● **TASK REQUIREMENTS**
The records below must be transcribed exactly. Do not include the pictures.

(Source records)
** START **
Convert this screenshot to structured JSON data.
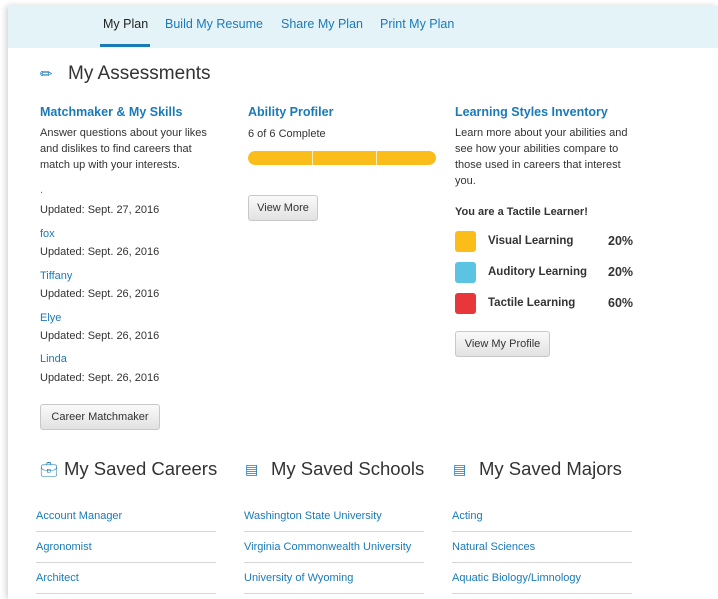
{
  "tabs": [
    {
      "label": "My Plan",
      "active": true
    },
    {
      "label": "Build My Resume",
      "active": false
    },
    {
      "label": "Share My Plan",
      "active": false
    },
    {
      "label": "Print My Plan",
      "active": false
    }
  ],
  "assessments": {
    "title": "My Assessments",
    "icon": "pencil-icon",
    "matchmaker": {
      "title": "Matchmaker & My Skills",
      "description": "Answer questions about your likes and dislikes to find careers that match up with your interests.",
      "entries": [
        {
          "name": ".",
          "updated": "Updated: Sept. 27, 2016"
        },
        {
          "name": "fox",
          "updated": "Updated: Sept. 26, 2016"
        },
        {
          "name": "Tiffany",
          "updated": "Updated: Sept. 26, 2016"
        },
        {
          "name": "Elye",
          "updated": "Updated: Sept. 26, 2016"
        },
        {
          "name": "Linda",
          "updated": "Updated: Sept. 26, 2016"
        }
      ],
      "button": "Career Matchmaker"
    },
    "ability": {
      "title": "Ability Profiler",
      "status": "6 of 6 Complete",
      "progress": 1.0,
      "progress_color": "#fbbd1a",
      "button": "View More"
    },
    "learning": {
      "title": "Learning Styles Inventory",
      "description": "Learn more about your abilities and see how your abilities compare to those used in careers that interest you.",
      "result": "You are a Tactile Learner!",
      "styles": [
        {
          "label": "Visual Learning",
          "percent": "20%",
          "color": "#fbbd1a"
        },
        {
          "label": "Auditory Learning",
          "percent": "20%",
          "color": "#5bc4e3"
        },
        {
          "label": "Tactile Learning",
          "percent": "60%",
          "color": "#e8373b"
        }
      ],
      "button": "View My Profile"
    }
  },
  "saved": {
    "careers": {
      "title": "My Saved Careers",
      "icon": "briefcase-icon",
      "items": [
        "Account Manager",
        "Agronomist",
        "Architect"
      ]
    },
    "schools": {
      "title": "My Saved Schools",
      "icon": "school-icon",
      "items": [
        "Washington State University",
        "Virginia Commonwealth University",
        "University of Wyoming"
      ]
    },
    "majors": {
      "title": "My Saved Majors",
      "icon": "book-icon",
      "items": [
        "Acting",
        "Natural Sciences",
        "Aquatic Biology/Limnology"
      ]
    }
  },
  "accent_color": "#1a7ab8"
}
** END **
● **OUTPUT BELOW**
Convert this screenshot to structured JSON data.
{
  "tabs": [
    {
      "label": "My Plan",
      "active": true
    },
    {
      "label": "Build My Resume",
      "active": false
    },
    {
      "label": "Share My Plan",
      "active": false
    },
    {
      "label": "Print My Plan",
      "active": false
    }
  ],
  "assessments": {
    "title": "My Assessments",
    "icon": "pencil-icon",
    "matchmaker": {
      "title": "Matchmaker & My Skills",
      "description": "Answer questions about your likes and dislikes to find careers that match up with your interests.",
      "entries": [
        {
          "name": ".",
          "updated": "Updated: Sept. 27, 2016"
        },
        {
          "name": "fox",
          "updated": "Updated: Sept. 26, 2016"
        },
        {
          "name": "Tiffany",
          "updated": "Updated: Sept. 26, 2016"
        },
        {
          "name": "Elye",
          "updated": "Updated: Sept. 26, 2016"
        },
        {
          "name": "Linda",
          "updated": "Updated: Sept. 26, 2016"
        }
      ],
      "button": "Career Matchmaker"
    },
    "ability": {
      "title": "Ability Profiler",
      "status": "6 of 6 Complete",
      "progress": 1.0,
      "progress_color": "#fbbd1a",
      "button": "View More"
    },
    "learning": {
      "title": "Learning Styles Inventory",
      "description": "Learn more about your abilities and see how your abilities compare to those used in careers that interest you.",
      "result": "You are a Tactile Learner!",
      "styles": [
        {
          "label": "Visual Learning",
          "percent": "20%",
          "color": "#fbbd1a"
        },
        {
          "label": "Auditory Learning",
          "percent": "20%",
          "color": "#5bc4e3"
        },
        {
          "label": "Tactile Learning",
          "percent": "60%",
          "color": "#e8373b"
        }
      ],
      "button": "View My Profile"
    }
  },
  "saved": {
    "careers": {
      "title": "My Saved Careers",
      "icon": "briefcase-icon",
      "items": [
        "Account Manager",
        "Agronomist",
        "Architect"
      ]
    },
    "schools": {
      "title": "My Saved Schools",
      "icon": "school-icon",
      "items": [
        "Washington State University",
        "Virginia Commonwealth University",
        "University of Wyoming"
      ]
    },
    "majors": {
      "title": "My Saved Majors",
      "icon": "book-icon",
      "items": [
        "Acting",
        "Natural Sciences",
        "Aquatic Biology/Limnology"
      ]
    }
  },
  "accent_color": "#1a7ab8"
}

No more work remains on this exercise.